Data records:
[START]

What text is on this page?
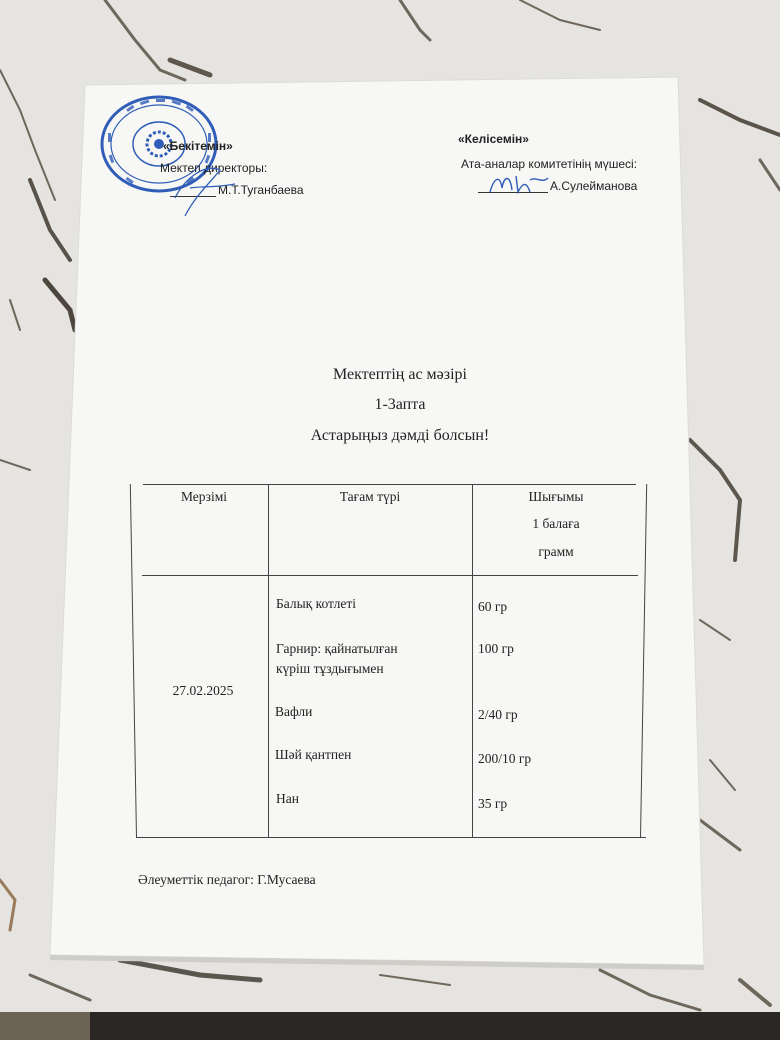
«Бекітемін»
Мектеп директоры:
М.Т.Туганбаева
«Келісемін»
Ата-аналар комитетінің мүшесі:
А.Сулейманова
Мектептің ас мәзірі
1-3апта
Астарыңыз дәмді болсын!
Мерзімі	Тағам түрі	Шығымы
1 балаға
грамм
27.02.2025
Балық котлеті
Гарнир: қайнатылған
күріш тұздығымен
Вафли
Шәй қантпен
Нан
60 гр
100 гр
2/40 гр
200/10 гр
35 гр
Әлеуметтік педагог: Г.Мусаева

[END]

Description of the task:
Print the full listing exactly, dropping the pictures.

Final result:
What text is on this page?
«Бекітемін»
Мектеп директоры:
М.Т.Туганбаева
«Келісемін»
Ата-аналар комитетінің мүшесі:
А.Сулейманова
Мектептің ас мәзірі
1-3апта
Астарыңыз дәмді болсын!
Мерзімі	Тағам түрі	Шығымы
1 балаға
грамм
27.02.2025
Балық котлеті
Гарнир: қайнатылған
күріш тұздығымен
Вафли
Шәй қантпен
Нан
60 гр
100 гр
2/40 гр
200/10 гр
35 гр
Әлеуметтік педагог: Г.Мусаева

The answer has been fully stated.